═════ Page text ═════

- Born: 10 September 1975 (age 50)
- Origin: Iceland
- Genres: Rock; film;
- Occupations: Musician; record producer;
- Instruments: Electric guitar; acoustic guitar; electric bass; keyboards; vocals;
- Years active: 1994–present
- Website: bardijohannsson.com

= Barði Jóhannsson =

Icelandic rock musician

Barði Jóhannsson (born 10 September 1975) is an Icelandic musician, composer, writer, TV show host (of the surrealist Icelandic TV show Konfekt), clothing designer and film director. He is mostly known for his work with the groups Bang Gang, Lady & Bird (a project with Keren Ann) and Starwalker, a collaboration with Jean-Benoît Dunckel.

In addition to these musical outlets, Barði has been involved in a number of other audio-visual projects. Most significantly, he has written music for commercials and for the National Theatre of Iceland and Centre Dramatique d'Orleans (Museum of the Sea by Marie Darrieussecq). He has appeared at the Festival Aix En Provence and he co-produced and co-directed short films.

Barði has also written scores for movies and documentaries, such as Haxan (performed by the Bulgarian symphony orchestra) and Óskar Jónasson’s Reykjavík-Rotterdam (2009), which won Best Original Film Score at the Icelandic Edda Awards and was nominated for the Scandinavian Film Music Awards at Giff Film Festival (2010). He wrote the score for the film Would You Rather with Daniel Hunt, directed by David Guy Levy; and the score for the French film The Finishers directed by Nils Tavernier.

Barði has worked with many artists during his career. His co-writing credits include artists Keren Ann, Anthony Gonzales (M83), Jean-Benoît Dunckel (Air, Tomorrow's World), Daniel Hunt (Ladytron), Helen Marnie (Ladytron), Phoebe Killdeer (Nouvelle Vague), Sia Furler, Anggun and many more.

== Early life ==
Barði started playing music at a young age. He studied the piano and guitar and had a track included on a children's album. He met the singer and musician Esther Talia Casey in his teens. She became the lead singer on the first album of his most notorious band, Bang Gang. Barði and his friend Henrik Baldvin Björnsson started Bang Gang, initially making surf rock. Two years later, in 1996, Barði took the name for his own project.

== Bang Gang ==
Bang Gang is a musical project of Barði Jóhannsson formed in 1996.

═════ Supplied data ═════

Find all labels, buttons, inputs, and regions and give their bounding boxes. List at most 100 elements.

═════

**Written instruction:** Can you repeat the Barði Jóhannsson text starting at "Barði has worked" and ending at "his own project.", switching "surf rock" to "garage rock"?

**Written response:**
Barði has worked with many artists during his career. His co-writing credits include artists Keren Ann, Anthony Gonzales (M83), Jean-Benoît Dunckel (Air, Tomorrow's World), Daniel Hunt (Ladytron), Helen Marnie (Ladytron), Phoebe Killdeer (Nouvelle Vague), Sia Furler, Anggun and many more.

== Early life ==
Barði started playing music at a young age. He studied the piano and guitar and had a track included on a children's album. He met the singer and musician Esther Talia Casey in his teens. She became the lead singer on the first album of his most notorious band, Bang Gang. Barði and his friend Henrik Baldvin Björnsson started Bang Gang, initially making garage rock. Two years later, in 1996, Barði took the name for his own project.